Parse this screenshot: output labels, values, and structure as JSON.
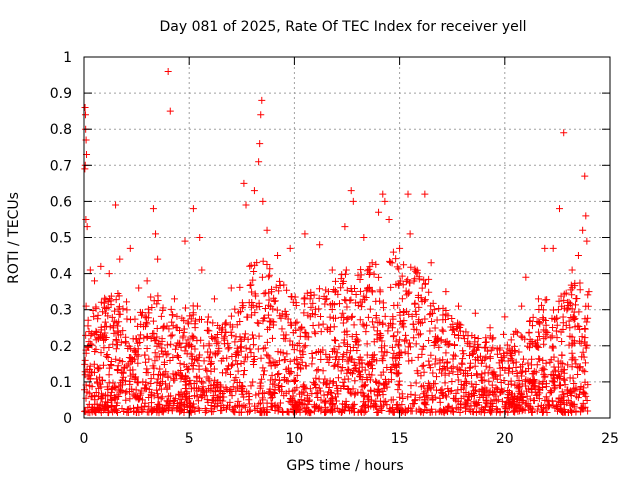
{
  "chart_data": {
    "type": "scatter",
    "title": "Day 081 of 2025, Rate Of TEC Index for receiver yell",
    "xlabel": "GPS time / hours",
    "ylabel": "ROTI / TECUs",
    "xlim": [
      0,
      25
    ],
    "ylim": [
      0,
      1
    ],
    "xticks": [
      0,
      5,
      10,
      15,
      20,
      25
    ],
    "yticks": [
      0,
      0.1,
      0.2,
      0.3,
      0.4,
      0.5,
      0.6,
      0.7,
      0.8,
      0.9,
      1
    ],
    "xtick_labels": [
      "0",
      "5",
      "10",
      "15",
      "20",
      "25"
    ],
    "ytick_labels": [
      "0",
      "0.1",
      "0.2",
      "0.3",
      "0.4",
      "0.5",
      "0.6",
      "0.7",
      "0.8",
      "0.9",
      "1"
    ],
    "grid": true,
    "marker": "+",
    "color": "#ff0000",
    "series": [
      {
        "name": "ROTI",
        "points": [
          [
            0.05,
            0.86
          ],
          [
            0.07,
            0.84
          ],
          [
            0.08,
            0.8
          ],
          [
            0.1,
            0.77
          ],
          [
            0.12,
            0.73
          ],
          [
            0.06,
            0.7
          ],
          [
            0.04,
            0.69
          ],
          [
            0.09,
            0.55
          ],
          [
            0.15,
            0.53
          ],
          [
            0.1,
            0.31
          ],
          [
            0.3,
            0.41
          ],
          [
            0.5,
            0.38
          ],
          [
            0.8,
            0.42
          ],
          [
            1.2,
            0.4
          ],
          [
            1.5,
            0.59
          ],
          [
            1.7,
            0.44
          ],
          [
            2.2,
            0.47
          ],
          [
            2.6,
            0.36
          ],
          [
            3.0,
            0.38
          ],
          [
            3.3,
            0.58
          ],
          [
            3.4,
            0.51
          ],
          [
            3.5,
            0.44
          ],
          [
            4.0,
            0.96
          ],
          [
            4.1,
            0.85
          ],
          [
            4.3,
            0.33
          ],
          [
            4.8,
            0.49
          ],
          [
            5.2,
            0.58
          ],
          [
            5.5,
            0.5
          ],
          [
            5.6,
            0.41
          ],
          [
            6.2,
            0.33
          ],
          [
            7.0,
            0.36
          ],
          [
            7.6,
            0.65
          ],
          [
            7.7,
            0.59
          ],
          [
            8.1,
            0.63
          ],
          [
            8.3,
            0.71
          ],
          [
            8.35,
            0.76
          ],
          [
            8.4,
            0.84
          ],
          [
            8.45,
            0.88
          ],
          [
            8.5,
            0.6
          ],
          [
            8.7,
            0.52
          ],
          [
            9.2,
            0.45
          ],
          [
            9.8,
            0.47
          ],
          [
            10.5,
            0.51
          ],
          [
            11.2,
            0.48
          ],
          [
            11.8,
            0.41
          ],
          [
            12.4,
            0.53
          ],
          [
            12.7,
            0.63
          ],
          [
            12.8,
            0.6
          ],
          [
            13.3,
            0.5
          ],
          [
            14.0,
            0.57
          ],
          [
            14.2,
            0.62
          ],
          [
            14.3,
            0.6
          ],
          [
            14.5,
            0.55
          ],
          [
            15.0,
            0.47
          ],
          [
            15.4,
            0.62
          ],
          [
            15.5,
            0.51
          ],
          [
            16.2,
            0.62
          ],
          [
            16.5,
            0.43
          ],
          [
            17.2,
            0.35
          ],
          [
            17.8,
            0.31
          ],
          [
            18.6,
            0.29
          ],
          [
            19.3,
            0.25
          ],
          [
            20.0,
            0.28
          ],
          [
            20.8,
            0.31
          ],
          [
            21.0,
            0.39
          ],
          [
            21.6,
            0.33
          ],
          [
            21.9,
            0.47
          ],
          [
            22.3,
            0.47
          ],
          [
            22.6,
            0.58
          ],
          [
            22.8,
            0.79
          ],
          [
            23.2,
            0.41
          ],
          [
            23.5,
            0.45
          ],
          [
            23.7,
            0.52
          ],
          [
            23.8,
            0.67
          ],
          [
            23.85,
            0.56
          ],
          [
            23.9,
            0.49
          ],
          [
            24.0,
            0.35
          ]
        ],
        "envelope": [
          [
            0.0,
            0.26
          ],
          [
            0.5,
            0.3
          ],
          [
            1.0,
            0.32
          ],
          [
            1.5,
            0.34
          ],
          [
            2.0,
            0.32
          ],
          [
            2.5,
            0.3
          ],
          [
            3.0,
            0.33
          ],
          [
            3.5,
            0.36
          ],
          [
            4.0,
            0.3
          ],
          [
            4.5,
            0.28
          ],
          [
            5.0,
            0.3
          ],
          [
            5.5,
            0.33
          ],
          [
            6.0,
            0.28
          ],
          [
            6.5,
            0.25
          ],
          [
            7.0,
            0.28
          ],
          [
            7.5,
            0.38
          ],
          [
            8.0,
            0.42
          ],
          [
            8.5,
            0.44
          ],
          [
            9.0,
            0.38
          ],
          [
            9.5,
            0.36
          ],
          [
            10.0,
            0.33
          ],
          [
            10.5,
            0.34
          ],
          [
            11.0,
            0.36
          ],
          [
            11.5,
            0.34
          ],
          [
            12.0,
            0.37
          ],
          [
            12.5,
            0.4
          ],
          [
            13.0,
            0.4
          ],
          [
            13.5,
            0.42
          ],
          [
            14.0,
            0.44
          ],
          [
            14.5,
            0.45
          ],
          [
            15.0,
            0.44
          ],
          [
            15.5,
            0.42
          ],
          [
            16.0,
            0.4
          ],
          [
            16.5,
            0.36
          ],
          [
            17.0,
            0.3
          ],
          [
            17.5,
            0.26
          ],
          [
            18.0,
            0.24
          ],
          [
            18.5,
            0.22
          ],
          [
            19.0,
            0.22
          ],
          [
            19.5,
            0.21
          ],
          [
            20.0,
            0.22
          ],
          [
            20.5,
            0.23
          ],
          [
            21.0,
            0.24
          ],
          [
            21.5,
            0.28
          ],
          [
            22.0,
            0.33
          ],
          [
            22.5,
            0.32
          ],
          [
            23.0,
            0.35
          ],
          [
            23.5,
            0.38
          ],
          [
            24.0,
            0.33
          ]
        ]
      }
    ]
  }
}
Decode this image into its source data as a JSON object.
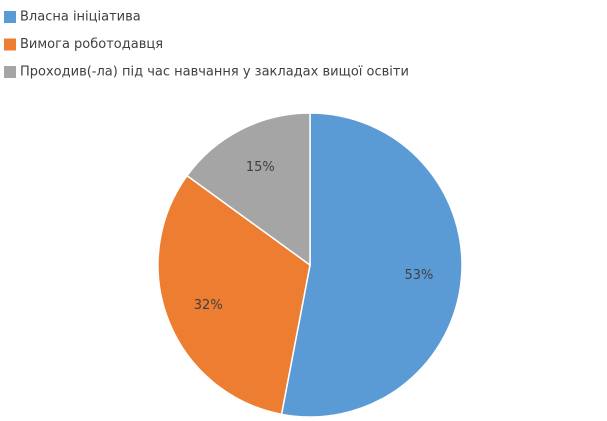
{
  "chart_data": {
    "type": "pie",
    "categories": [
      "Власна ініціатива",
      "Вимога роботодавця",
      "Проходив(-ла) під час навчання у закладах вищої освіти"
    ],
    "values": [
      53,
      32,
      15
    ],
    "value_labels": [
      "53%",
      "32%",
      "15%"
    ],
    "colors": [
      "#5b9bd5",
      "#ed7d31",
      "#a5a5a5"
    ],
    "legend": "top-left"
  }
}
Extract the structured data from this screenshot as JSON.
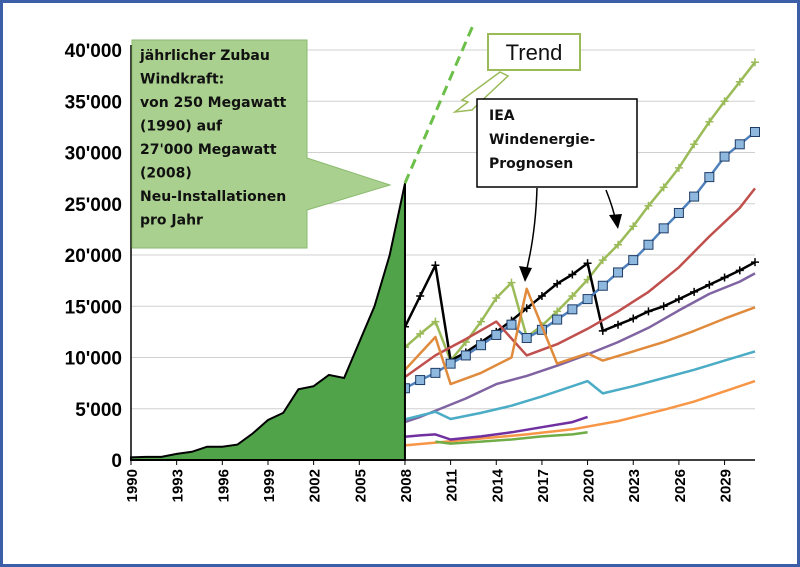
{
  "chart_data": {
    "type": "line",
    "x_ticks": [
      "1990",
      "1993",
      "1996",
      "1999",
      "2002",
      "2005",
      "2008",
      "2011",
      "2014",
      "2017",
      "2020",
      "2023",
      "2026",
      "2029"
    ],
    "y_ticks": [
      "0",
      "5'000",
      "10'000",
      "15'000",
      "20'000",
      "25'000",
      "30'000",
      "35'000",
      "40'000"
    ],
    "xlim": [
      1990,
      2031
    ],
    "ylim": [
      0,
      40000
    ],
    "annotation_box": {
      "lines": [
        "jährlicher Zubau",
        "Windkraft:",
        "von 250 Megawatt",
        "(1990) auf",
        "27'000 Megawatt",
        "(2008)",
        "Neu-Installationen",
        "pro Jahr"
      ]
    },
    "trend_label": "Trend",
    "iea_label": [
      "IEA",
      "Windenergie-",
      "Prognosen"
    ],
    "historical": {
      "x": [
        1990,
        1991,
        1992,
        1993,
        1994,
        1995,
        1996,
        1997,
        1998,
        1999,
        2000,
        2001,
        2002,
        2003,
        2004,
        2005,
        2006,
        2007,
        2008
      ],
      "y": [
        250,
        300,
        300,
        600,
        800,
        1300,
        1300,
        1500,
        2600,
        3900,
        4600,
        6900,
        7200,
        8300,
        8000,
        11500,
        15000,
        20000,
        27000
      ]
    },
    "trend_line": {
      "x": [
        2008,
        2012.5
      ],
      "y": [
        27000,
        42500
      ]
    },
    "series": [
      {
        "color": "#9bbb59",
        "marker": "plus",
        "x": [
          2004,
          2005,
          2006,
          2007,
          2008,
          2009,
          2010,
          2011,
          2012,
          2013,
          2014,
          2015,
          2016,
          2017,
          2018,
          2019,
          2020,
          2021,
          2022,
          2023,
          2024,
          2025,
          2026,
          2027,
          2028,
          2029,
          2030,
          2031
        ],
        "y": [
          5900,
          7100,
          8500,
          9700,
          11000,
          12300,
          13500,
          9700,
          11500,
          13500,
          15800,
          17300,
          12000,
          13100,
          14500,
          16000,
          17600,
          19500,
          21000,
          22800,
          24800,
          26600,
          28500,
          30800,
          33000,
          35000,
          36900,
          38800
        ]
      },
      {
        "color": "#000000",
        "marker": "plus",
        "x": [
          2004,
          2005,
          2006,
          2007,
          2008,
          2009,
          2010,
          2011,
          2012,
          2013,
          2014,
          2015,
          2016,
          2017,
          2018,
          2019,
          2020,
          2021,
          2022,
          2023,
          2024,
          2025,
          2026,
          2027,
          2028,
          2029,
          2030,
          2031
        ],
        "y": [
          7100,
          8300,
          9800,
          11200,
          13000,
          16000,
          19000,
          9700,
          10500,
          11500,
          12500,
          13600,
          14800,
          16000,
          17200,
          18100,
          19200,
          12600,
          13200,
          13800,
          14500,
          15000,
          15700,
          16400,
          17100,
          17800,
          18500,
          19300
        ]
      },
      {
        "color": "#4f81bd",
        "marker": "square",
        "x": [
          2007,
          2008,
          2009,
          2010,
          2011,
          2012,
          2013,
          2014,
          2015,
          2016,
          2017,
          2018,
          2019,
          2020,
          2021,
          2022,
          2023,
          2024,
          2025,
          2026,
          2027,
          2028,
          2029,
          2030,
          2031
        ],
        "y": [
          6500,
          7000,
          7800,
          8500,
          9400,
          10200,
          11200,
          12200,
          13200,
          11900,
          12700,
          13700,
          14700,
          15700,
          17000,
          18300,
          19500,
          21000,
          22600,
          24100,
          25700,
          27600,
          29600,
          30800,
          32000
        ]
      },
      {
        "color": "#c0504d",
        "x": [
          2000,
          2002,
          2004,
          2006,
          2008,
          2010,
          2012,
          2014,
          2016,
          2018,
          2020,
          2022,
          2024,
          2026,
          2028,
          2030,
          2031
        ],
        "y": [
          2100,
          3000,
          4400,
          6100,
          8100,
          10200,
          11800,
          13500,
          10200,
          11300,
          12800,
          14500,
          16400,
          18800,
          21800,
          24600,
          26500
        ]
      },
      {
        "color": "#8064a2",
        "x": [
          2000,
          2003,
          2006,
          2009,
          2012,
          2014,
          2016,
          2018,
          2020,
          2022,
          2024,
          2026,
          2028,
          2030,
          2031
        ],
        "y": [
          1100,
          1700,
          2700,
          4200,
          6000,
          7400,
          8200,
          9200,
          10300,
          11500,
          12900,
          14600,
          16200,
          17400,
          18200
        ]
      },
      {
        "color": "#e08a3c",
        "x": [
          2003,
          2006,
          2008,
          2010,
          2011,
          2013,
          2015,
          2016,
          2018,
          2020,
          2021,
          2023,
          2025,
          2027,
          2029,
          2031
        ],
        "y": [
          5000,
          7000,
          8800,
          12000,
          7400,
          8500,
          10000,
          16700,
          9400,
          10400,
          9700,
          10600,
          11500,
          12600,
          13800,
          14900
        ]
      },
      {
        "color": "#4bacc6",
        "x": [
          1995,
          1998,
          2001,
          2004,
          2007,
          2010,
          2011,
          2013,
          2015,
          2017,
          2020,
          2021,
          2023,
          2025,
          2027,
          2029,
          2031
        ],
        "y": [
          500,
          1100,
          1800,
          2700,
          3600,
          4700,
          4000,
          4600,
          5300,
          6200,
          7700,
          6500,
          7200,
          8000,
          8800,
          9700,
          10600
        ]
      },
      {
        "color": "#f79646",
        "x": [
          2007,
          2010,
          2013,
          2016,
          2019,
          2022,
          2025,
          2027,
          2029,
          2031
        ],
        "y": [
          1300,
          1700,
          2100,
          2500,
          3000,
          3800,
          4900,
          5700,
          6700,
          7700
        ]
      },
      {
        "color": "#7030a0",
        "x": [
          2000,
          2003,
          2006,
          2009,
          2010,
          2011,
          2013,
          2015,
          2017,
          2019,
          2020
        ],
        "y": [
          1100,
          1500,
          2000,
          2400,
          2500,
          2000,
          2300,
          2700,
          3200,
          3700,
          4200
        ]
      },
      {
        "color": "#70ad47",
        "x": [
          2010,
          2011,
          2013,
          2015,
          2017,
          2019,
          2020
        ],
        "y": [
          1800,
          1600,
          1800,
          2000,
          2300,
          2500,
          2700
        ]
      }
    ]
  }
}
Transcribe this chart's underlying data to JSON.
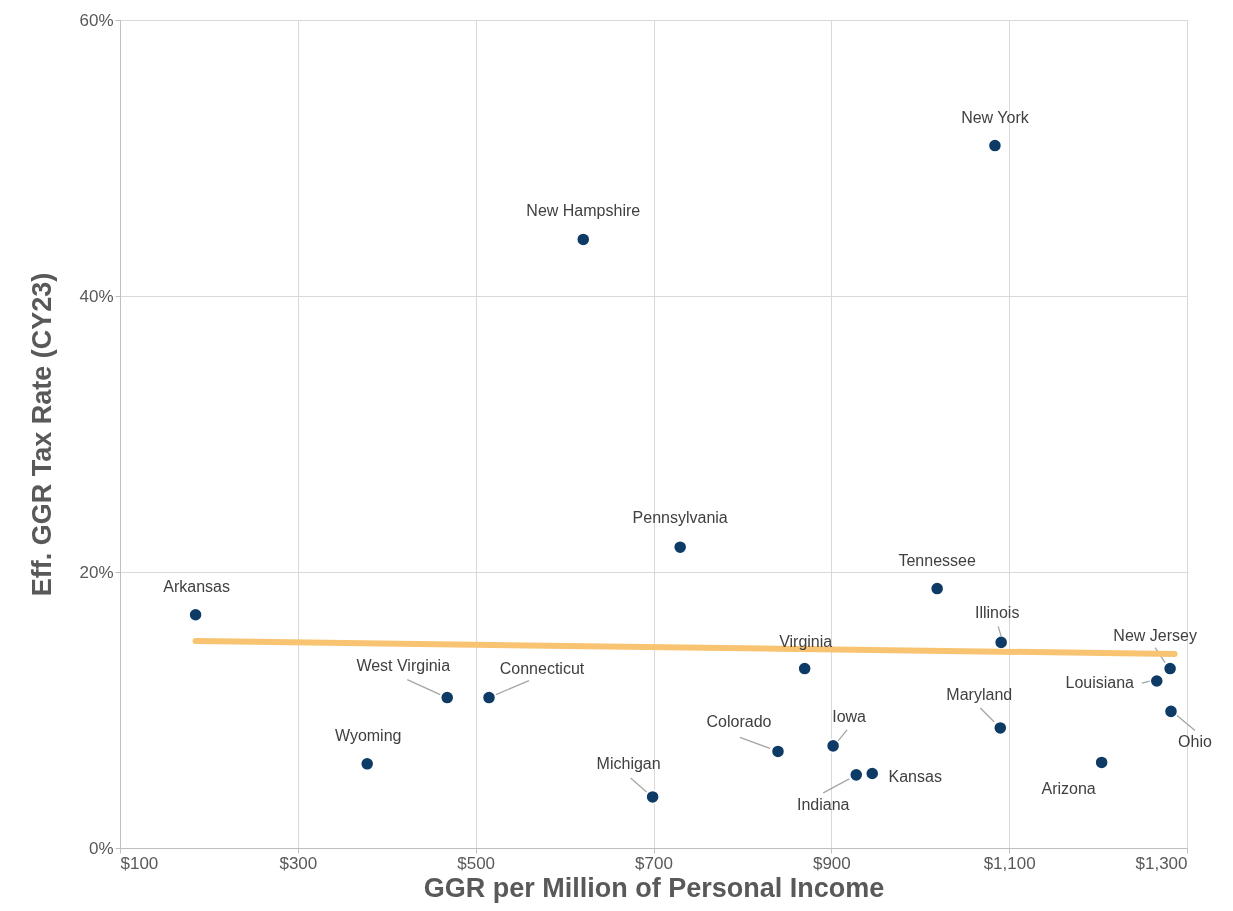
{
  "chart_data": {
    "type": "scatter",
    "xlabel": "GGR per Million of Personal Income",
    "ylabel": "Eff. GGR Tax Rate (CY23)",
    "xlim": [
      100,
      1300
    ],
    "ylim": [
      0,
      60
    ],
    "xticks": [
      {
        "value": 100,
        "label": "$100"
      },
      {
        "value": 300,
        "label": "$300"
      },
      {
        "value": 500,
        "label": "$500"
      },
      {
        "value": 700,
        "label": "$700"
      },
      {
        "value": 900,
        "label": "$900"
      },
      {
        "value": 1100,
        "label": "$1,100"
      },
      {
        "value": 1300,
        "label": "$1,300"
      }
    ],
    "yticks": [
      {
        "value": 0,
        "label": "0%"
      },
      {
        "value": 20,
        "label": "20%"
      },
      {
        "value": 40,
        "label": "40%"
      },
      {
        "value": 60,
        "label": "60%"
      }
    ],
    "grid": true,
    "marker": "circle",
    "series": [
      {
        "color": "#0d3b66",
        "x": [
          185,
          378,
          468,
          515,
          621,
          699,
          730,
          840,
          870,
          902,
          928,
          946,
          1019,
          1084,
          1091,
          1090,
          1204,
          1266,
          1281,
          1282
        ],
        "values": [
          16.9,
          6.1,
          10.9,
          10.9,
          44.1,
          3.7,
          21.8,
          7.0,
          13.0,
          7.4,
          5.3,
          5.4,
          18.8,
          50.9,
          14.9,
          8.7,
          6.2,
          12.1,
          13.0,
          9.9
        ]
      },
      {
        "type": "line",
        "marker": "none",
        "color": "#f8c471",
        "x": [
          185,
          1286
        ],
        "values": [
          15.0,
          14.06
        ]
      }
    ],
    "annotations": [
      {
        "text": "Arkansas",
        "x": 185,
        "y": 16.9
      },
      {
        "text": "Wyoming",
        "x": 378,
        "y": 6.1
      },
      {
        "text": "West Virginia",
        "x": 468,
        "y": 10.9
      },
      {
        "text": "Connecticut",
        "x": 515,
        "y": 10.9
      },
      {
        "text": "New Hampshire",
        "x": 621,
        "y": 44.1
      },
      {
        "text": "Michigan",
        "x": 699,
        "y": 3.7
      },
      {
        "text": "Pennsylvania",
        "x": 730,
        "y": 21.8
      },
      {
        "text": "Colorado",
        "x": 840,
        "y": 7.0
      },
      {
        "text": "Virginia",
        "x": 870,
        "y": 13.0
      },
      {
        "text": "Iowa",
        "x": 902,
        "y": 7.4
      },
      {
        "text": "Indiana",
        "x": 928,
        "y": 5.3
      },
      {
        "text": "Kansas",
        "x": 946,
        "y": 5.4
      },
      {
        "text": "Tennessee",
        "x": 1019,
        "y": 18.8
      },
      {
        "text": "New York",
        "x": 1084,
        "y": 50.9
      },
      {
        "text": "Illinois",
        "x": 1091,
        "y": 14.9
      },
      {
        "text": "Maryland",
        "x": 1090,
        "y": 8.7
      },
      {
        "text": "Arizona",
        "x": 1204,
        "y": 6.2
      },
      {
        "text": "Louisiana",
        "x": 1266,
        "y": 12.1
      },
      {
        "text": "New Jersey",
        "x": 1281,
        "y": 13.0
      },
      {
        "text": "Ohio",
        "x": 1282,
        "y": 9.9
      }
    ]
  }
}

Instructions to follow ::
Sift through the entries and copy every line with "JSON".

Answer to this exercise ::
Parse this screenshot: output labels, values, and structure as JSON.
Decode this image into its source data as a JSON object.
Extract the structured data from this screenshot as JSON.
Transcribe this chart's underlying data to JSON.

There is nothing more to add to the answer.